[Stored data]
____________

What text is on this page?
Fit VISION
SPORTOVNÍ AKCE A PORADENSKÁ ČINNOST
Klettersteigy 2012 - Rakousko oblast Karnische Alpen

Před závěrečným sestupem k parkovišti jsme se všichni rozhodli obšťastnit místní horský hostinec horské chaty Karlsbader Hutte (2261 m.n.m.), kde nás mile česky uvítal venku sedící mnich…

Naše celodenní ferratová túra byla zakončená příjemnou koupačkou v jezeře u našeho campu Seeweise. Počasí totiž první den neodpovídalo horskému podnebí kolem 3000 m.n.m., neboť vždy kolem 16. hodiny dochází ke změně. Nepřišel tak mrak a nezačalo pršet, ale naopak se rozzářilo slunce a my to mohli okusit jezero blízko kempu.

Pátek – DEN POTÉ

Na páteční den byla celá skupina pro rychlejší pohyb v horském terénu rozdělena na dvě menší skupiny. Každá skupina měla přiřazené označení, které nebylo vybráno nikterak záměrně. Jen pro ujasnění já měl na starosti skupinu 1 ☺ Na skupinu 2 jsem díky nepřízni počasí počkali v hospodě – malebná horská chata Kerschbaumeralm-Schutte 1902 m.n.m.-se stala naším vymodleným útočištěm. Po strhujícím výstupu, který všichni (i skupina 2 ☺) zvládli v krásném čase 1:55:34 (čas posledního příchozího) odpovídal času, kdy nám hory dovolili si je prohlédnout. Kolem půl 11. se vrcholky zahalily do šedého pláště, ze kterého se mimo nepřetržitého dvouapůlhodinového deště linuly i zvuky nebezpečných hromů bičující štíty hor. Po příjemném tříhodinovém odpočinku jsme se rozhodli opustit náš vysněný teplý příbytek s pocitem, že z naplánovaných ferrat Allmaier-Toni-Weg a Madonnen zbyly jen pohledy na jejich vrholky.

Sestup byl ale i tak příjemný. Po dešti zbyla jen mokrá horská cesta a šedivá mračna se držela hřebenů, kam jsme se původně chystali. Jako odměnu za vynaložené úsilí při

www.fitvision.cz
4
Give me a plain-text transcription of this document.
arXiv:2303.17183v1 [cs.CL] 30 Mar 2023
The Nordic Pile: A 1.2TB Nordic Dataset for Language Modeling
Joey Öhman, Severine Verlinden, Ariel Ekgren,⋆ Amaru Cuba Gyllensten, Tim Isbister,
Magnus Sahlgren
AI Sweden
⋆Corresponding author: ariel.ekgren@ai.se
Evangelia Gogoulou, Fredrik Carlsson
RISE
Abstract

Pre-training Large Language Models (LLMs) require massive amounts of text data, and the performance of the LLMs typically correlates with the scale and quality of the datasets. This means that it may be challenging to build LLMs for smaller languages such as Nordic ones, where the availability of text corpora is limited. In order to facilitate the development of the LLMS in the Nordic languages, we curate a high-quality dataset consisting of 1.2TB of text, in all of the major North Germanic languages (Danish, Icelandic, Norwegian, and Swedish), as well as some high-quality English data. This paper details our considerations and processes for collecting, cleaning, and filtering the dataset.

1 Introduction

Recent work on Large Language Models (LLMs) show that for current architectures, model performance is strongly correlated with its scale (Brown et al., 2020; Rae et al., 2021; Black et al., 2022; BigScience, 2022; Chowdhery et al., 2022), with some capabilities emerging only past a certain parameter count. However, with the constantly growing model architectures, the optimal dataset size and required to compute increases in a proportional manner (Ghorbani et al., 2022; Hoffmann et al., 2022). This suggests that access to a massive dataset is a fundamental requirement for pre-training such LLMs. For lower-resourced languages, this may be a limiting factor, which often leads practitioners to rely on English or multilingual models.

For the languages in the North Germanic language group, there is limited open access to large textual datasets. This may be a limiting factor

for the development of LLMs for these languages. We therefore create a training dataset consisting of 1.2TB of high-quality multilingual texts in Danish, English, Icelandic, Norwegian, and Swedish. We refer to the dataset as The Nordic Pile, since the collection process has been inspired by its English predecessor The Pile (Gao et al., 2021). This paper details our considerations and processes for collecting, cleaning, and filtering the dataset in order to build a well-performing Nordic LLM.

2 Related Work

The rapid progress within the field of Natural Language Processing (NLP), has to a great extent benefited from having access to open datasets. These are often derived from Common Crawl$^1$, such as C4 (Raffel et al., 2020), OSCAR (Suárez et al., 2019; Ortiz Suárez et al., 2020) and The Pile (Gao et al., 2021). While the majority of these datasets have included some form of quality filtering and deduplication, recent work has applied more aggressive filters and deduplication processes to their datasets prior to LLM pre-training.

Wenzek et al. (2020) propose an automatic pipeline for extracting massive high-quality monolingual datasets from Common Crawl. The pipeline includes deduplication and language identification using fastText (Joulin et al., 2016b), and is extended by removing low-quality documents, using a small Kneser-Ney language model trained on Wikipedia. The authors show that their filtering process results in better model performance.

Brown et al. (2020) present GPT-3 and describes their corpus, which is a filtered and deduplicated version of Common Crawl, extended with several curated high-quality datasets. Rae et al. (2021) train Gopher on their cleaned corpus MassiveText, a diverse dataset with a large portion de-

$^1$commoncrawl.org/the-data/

____________

# TASK OBJECTIVE
Would you write down every record again, exactly?

# FULL ANSWER
What text is on this page?
Fit VISION
SPORTOVNÍ AKCE A PORADENSKÁ ČINNOST
Klettersteigy 2012 - Rakousko oblast Karnische Alpen

Před závěrečným sestupem k parkovišti jsme se všichni rozhodli obšťastnit místní horský hostinec horské chaty Karlsbader Hutte (2261 m.n.m.), kde nás mile česky uvítal venku sedící mnich…

Naše celodenní ferratová túra byla zakončená příjemnou koupačkou v jezeře u našeho campu Seeweise. Počasí totiž první den neodpovídalo horskému podnebí kolem 3000 m.n.m., neboť vždy kolem 16. hodiny dochází ke změně. Nepřišel tak mrak a nezačalo pršet, ale naopak se rozzářilo slunce a my to mohli okusit jezero blízko kempu.

Pátek – DEN POTÉ

Na páteční den byla celá skupina pro rychlejší pohyb v horském terénu rozdělena na dvě menší skupiny. Každá skupina měla přiřazené označení, které nebylo vybráno nikterak záměrně. Jen pro ujasnění já měl na starosti skupinu 1 ☺ Na skupinu 2 jsem díky nepřízni počasí počkali v hospodě – malebná horská chata Kerschbaumeralm-Schutte 1902 m.n.m.-se stala naším vymodleným útočištěm. Po strhujícím výstupu, který všichni (i skupina 2 ☺) zvládli v krásném čase 1:55:34 (čas posledního příchozího) odpovídal času, kdy nám hory dovolili si je prohlédnout. Kolem půl 11. se vrcholky zahalily do šedého pláště, ze kterého se mimo nepřetržitého dvouapůlhodinového deště linuly i zvuky nebezpečných hromů bičující štíty hor. Po příjemném tříhodinovém odpočinku jsme se rozhodli opustit náš vysněný teplý příbytek s pocitem, že z naplánovaných ferrat Allmaier-Toni-Weg a Madonnen zbyly jen pohledy na jejich vrholky.

Sestup byl ale i tak příjemný. Po dešti zbyla jen mokrá horská cesta a šedivá mračna se držela hřebenů, kam jsme se původně chystali. Jako odměnu za vynaložené úsilí při

www.fitvision.cz
4
Give me a plain-text transcription of this document.
arXiv:2303.17183v1 [cs.CL] 30 Mar 2023
The Nordic Pile: A 1.2TB Nordic Dataset for Language Modeling
Joey Öhman, Severine Verlinden, Ariel Ekgren,⋆ Amaru Cuba Gyllensten, Tim Isbister,
Magnus Sahlgren
AI Sweden
⋆Corresponding author: ariel.ekgren@ai.se
Evangelia Gogoulou, Fredrik Carlsson
RISE
Abstract

Pre-training Large Language Models (LLMs) require massive amounts of text data, and the performance of the LLMs typically correlates with the scale and quality of the datasets. This means that it may be challenging to build LLMs for smaller languages such as Nordic ones, where the availability of text corpora is limited. In order to facilitate the development of the LLMS in the Nordic languages, we curate a high-quality dataset consisting of 1.2TB of text, in all of the major North Germanic languages (Danish, Icelandic, Norwegian, and Swedish), as well as some high-quality English data. This paper details our considerations and processes for collecting, cleaning, and filtering the dataset.

1 Introduction

Recent work on Large Language Models (LLMs) show that for current architectures, model performance is strongly correlated with its scale (Brown et al., 2020; Rae et al., 2021; Black et al., 2022; BigScience, 2022; Chowdhery et al., 2022), with some capabilities emerging only past a certain parameter count. However, with the constantly growing model architectures, the optimal dataset size and required to compute increases in a proportional manner (Ghorbani et al., 2022; Hoffmann et al., 2022). This suggests that access to a massive dataset is a fundamental requirement for pre-training such LLMs. For lower-resourced languages, this may be a limiting factor, which often leads practitioners to rely on English or multilingual models.

For the languages in the North Germanic language group, there is limited open access to large textual datasets. This may be a limiting factor

for the development of LLMs for these languages. We therefore create a training dataset consisting of 1.2TB of high-quality multilingual texts in Danish, English, Icelandic, Norwegian, and Swedish. We refer to the dataset as The Nordic Pile, since the collection process has been inspired by its English predecessor The Pile (Gao et al., 2021). This paper details our considerations and processes for collecting, cleaning, and filtering the dataset in order to build a well-performing Nordic LLM.

2 Related Work

The rapid progress within the field of Natural Language Processing (NLP), has to a great extent benefited from having access to open datasets. These are often derived from Common Crawl$^1$, such as C4 (Raffel et al., 2020), OSCAR (Suárez et al., 2019; Ortiz Suárez et al., 2020) and The Pile (Gao et al., 2021). While the majority of these datasets have included some form of quality filtering and deduplication, recent work has applied more aggressive filters and deduplication processes to their datasets prior to LLM pre-training.

Wenzek et al. (2020) propose an automatic pipeline for extracting massive high-quality monolingual datasets from Common Crawl. The pipeline includes deduplication and language identification using fastText (Joulin et al., 2016b), and is extended by removing low-quality documents, using a small Kneser-Ney language model trained on Wikipedia. The authors show that their filtering process results in better model performance.

Brown et al. (2020) present GPT-3 and describes their corpus, which is a filtered and deduplicated version of Common Crawl, extended with several curated high-quality datasets. Rae et al. (2021) train Gopher on their cleaned corpus MassiveText, a diverse dataset with a large portion de-

$^1$commoncrawl.org/the-data/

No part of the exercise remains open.